Leave out the pictures and copy every record exactly.
* BEGIN Dataset content *
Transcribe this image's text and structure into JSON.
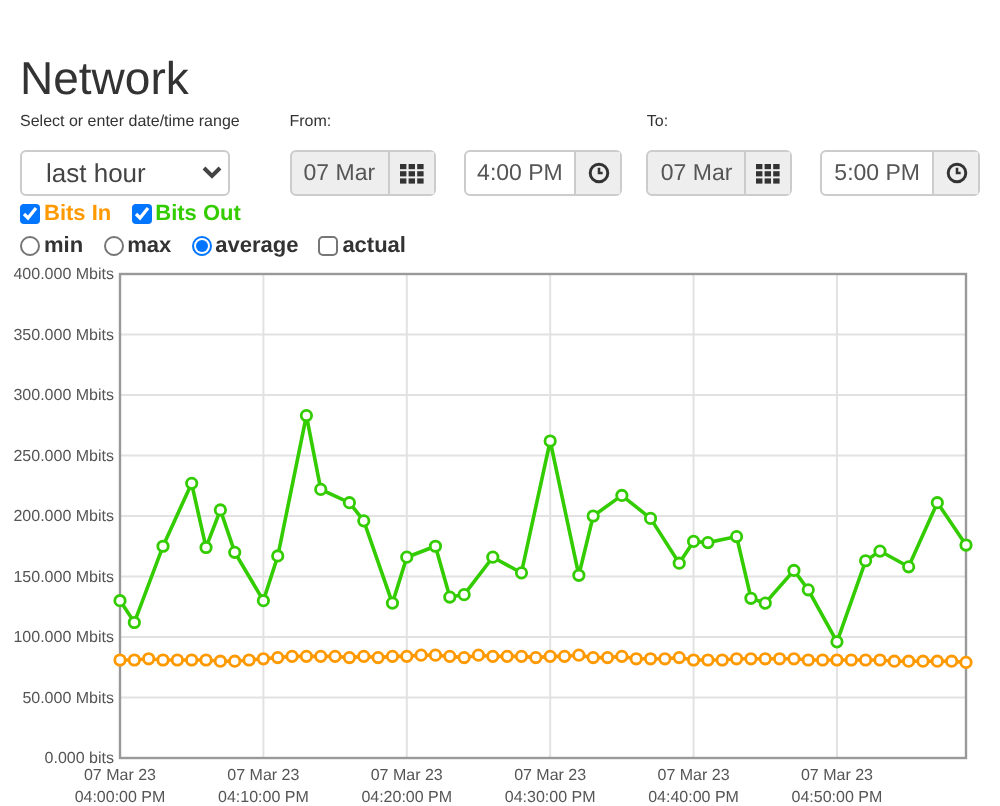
{
  "title": "Network",
  "range": {
    "label": "Select or enter date/time range",
    "value": "last hour"
  },
  "from": {
    "label": "From:",
    "date": {
      "value": "07 Mar",
      "disabled": true
    },
    "time": {
      "value": "4:00 PM",
      "disabled": false
    }
  },
  "to": {
    "label": "To:",
    "date": {
      "value": "07 Mar",
      "disabled": true
    },
    "time": {
      "value": "5:00 PM",
      "disabled": false
    }
  },
  "series_toggles": [
    {
      "checked": true
    },
    {
      "checked": true
    }
  ],
  "modes": [
    {
      "kind": "radio",
      "label": "min",
      "selected": false
    },
    {
      "kind": "radio",
      "label": "max",
      "selected": false
    },
    {
      "kind": "radio",
      "label": "average",
      "selected": true
    },
    {
      "kind": "checkbox",
      "label": "actual",
      "checked": false
    }
  ],
  "chart": {
    "chart_data": {
      "type": "line",
      "categories": [
        "07 Mar 23\n04:00:00 PM",
        null,
        null,
        null,
        null,
        null,
        null,
        null,
        null,
        null,
        "07 Mar 23\n04:10:00 PM",
        null,
        null,
        null,
        null,
        null,
        null,
        null,
        null,
        null,
        "07 Mar 23\n04:20:00 PM",
        null,
        null,
        null,
        null,
        null,
        null,
        null,
        null,
        null,
        "07 Mar 23\n04:30:00 PM",
        null,
        null,
        null,
        null,
        null,
        null,
        null,
        null,
        null,
        "07 Mar 23\n04:40:00 PM",
        null,
        null,
        null,
        null,
        null,
        null,
        null,
        null,
        null,
        "07 Mar 23\n04:50:00 PM",
        null,
        null,
        null,
        null,
        null,
        null,
        null,
        null,
        null
      ],
      "ylim": [
        0,
        400
      ],
      "grid": true,
      "yticks": [
        {
          "value": 0,
          "label": "0.000 bits"
        },
        {
          "value": 50,
          "label": "50.000 Mbits"
        },
        {
          "value": 100,
          "label": "100.000 Mbits"
        },
        {
          "value": 150,
          "label": "150.000 Mbits"
        },
        {
          "value": 200,
          "label": "200.000 Mbits"
        },
        {
          "value": 250,
          "label": "250.000 Mbits"
        },
        {
          "value": 300,
          "label": "300.000 Mbits"
        },
        {
          "value": 350,
          "label": "350.000 Mbits"
        },
        {
          "value": 400,
          "label": "400.000 Mbits"
        }
      ],
      "series": [
        {
          "name": "Bits In",
          "color": "#ff9900",
          "marker": "circle",
          "values": [
            81,
            81,
            82,
            81,
            81,
            81,
            81,
            80,
            80,
            81,
            82,
            83,
            84,
            84,
            84,
            84,
            83,
            84,
            83,
            84,
            84,
            85,
            85,
            84,
            83,
            85,
            84,
            84,
            84,
            83,
            84,
            84,
            85,
            83,
            83,
            84,
            82,
            82,
            82,
            83,
            81,
            81,
            81,
            82,
            82,
            82,
            82,
            82,
            81,
            81,
            81,
            81,
            81,
            81,
            80,
            80,
            80,
            80,
            80,
            79
          ]
        },
        {
          "name": "Bits Out",
          "color": "#33cc00",
          "marker": "circle",
          "values": [
            130,
            112,
            null,
            175,
            null,
            227,
            174,
            205,
            170,
            null,
            130,
            167,
            null,
            283,
            222,
            null,
            211,
            196,
            null,
            128,
            166,
            null,
            175,
            133,
            135,
            null,
            166,
            null,
            153,
            null,
            262,
            null,
            151,
            200,
            null,
            217,
            null,
            198,
            null,
            161,
            179,
            178,
            null,
            183,
            132,
            128,
            null,
            155,
            139,
            null,
            96,
            null,
            163,
            171,
            null,
            158,
            null,
            211,
            null,
            176
          ]
        }
      ]
    }
  }
}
* END Dataset content *
Solution
Transcribe this image's text and structure into JSON.
{
  "title": "Network",
  "range": {
    "label": "Select or enter date/time range",
    "value": "last hour"
  },
  "from": {
    "label": "From:",
    "date": {
      "value": "07 Mar",
      "disabled": true
    },
    "time": {
      "value": "4:00 PM",
      "disabled": false
    }
  },
  "to": {
    "label": "To:",
    "date": {
      "value": "07 Mar",
      "disabled": true
    },
    "time": {
      "value": "5:00 PM",
      "disabled": false
    }
  },
  "series_toggles": [
    {
      "checked": true
    },
    {
      "checked": true
    }
  ],
  "modes": [
    {
      "kind": "radio",
      "label": "min",
      "selected": false
    },
    {
      "kind": "radio",
      "label": "max",
      "selected": false
    },
    {
      "kind": "radio",
      "label": "average",
      "selected": true
    },
    {
      "kind": "checkbox",
      "label": "actual",
      "checked": false
    }
  ],
  "chart": {
    "chart_data": {
      "type": "line",
      "categories": [
        "07 Mar 23\n04:00:00 PM",
        null,
        null,
        null,
        null,
        null,
        null,
        null,
        null,
        null,
        "07 Mar 23\n04:10:00 PM",
        null,
        null,
        null,
        null,
        null,
        null,
        null,
        null,
        null,
        "07 Mar 23\n04:20:00 PM",
        null,
        null,
        null,
        null,
        null,
        null,
        null,
        null,
        null,
        "07 Mar 23\n04:30:00 PM",
        null,
        null,
        null,
        null,
        null,
        null,
        null,
        null,
        null,
        "07 Mar 23\n04:40:00 PM",
        null,
        null,
        null,
        null,
        null,
        null,
        null,
        null,
        null,
        "07 Mar 23\n04:50:00 PM",
        null,
        null,
        null,
        null,
        null,
        null,
        null,
        null,
        null
      ],
      "ylim": [
        0,
        400
      ],
      "grid": true,
      "yticks": [
        {
          "value": 0,
          "label": "0.000 bits"
        },
        {
          "value": 50,
          "label": "50.000 Mbits"
        },
        {
          "value": 100,
          "label": "100.000 Mbits"
        },
        {
          "value": 150,
          "label": "150.000 Mbits"
        },
        {
          "value": 200,
          "label": "200.000 Mbits"
        },
        {
          "value": 250,
          "label": "250.000 Mbits"
        },
        {
          "value": 300,
          "label": "300.000 Mbits"
        },
        {
          "value": 350,
          "label": "350.000 Mbits"
        },
        {
          "value": 400,
          "label": "400.000 Mbits"
        }
      ],
      "series": [
        {
          "name": "Bits In",
          "color": "#ff9900",
          "marker": "circle",
          "values": [
            81,
            81,
            82,
            81,
            81,
            81,
            81,
            80,
            80,
            81,
            82,
            83,
            84,
            84,
            84,
            84,
            83,
            84,
            83,
            84,
            84,
            85,
            85,
            84,
            83,
            85,
            84,
            84,
            84,
            83,
            84,
            84,
            85,
            83,
            83,
            84,
            82,
            82,
            82,
            83,
            81,
            81,
            81,
            82,
            82,
            82,
            82,
            82,
            81,
            81,
            81,
            81,
            81,
            81,
            80,
            80,
            80,
            80,
            80,
            79
          ]
        },
        {
          "name": "Bits Out",
          "color": "#33cc00",
          "marker": "circle",
          "values": [
            130,
            112,
            null,
            175,
            null,
            227,
            174,
            205,
            170,
            null,
            130,
            167,
            null,
            283,
            222,
            null,
            211,
            196,
            null,
            128,
            166,
            null,
            175,
            133,
            135,
            null,
            166,
            null,
            153,
            null,
            262,
            null,
            151,
            200,
            null,
            217,
            null,
            198,
            null,
            161,
            179,
            178,
            null,
            183,
            132,
            128,
            null,
            155,
            139,
            null,
            96,
            null,
            163,
            171,
            null,
            158,
            null,
            211,
            null,
            176
          ]
        }
      ]
    }
  }
}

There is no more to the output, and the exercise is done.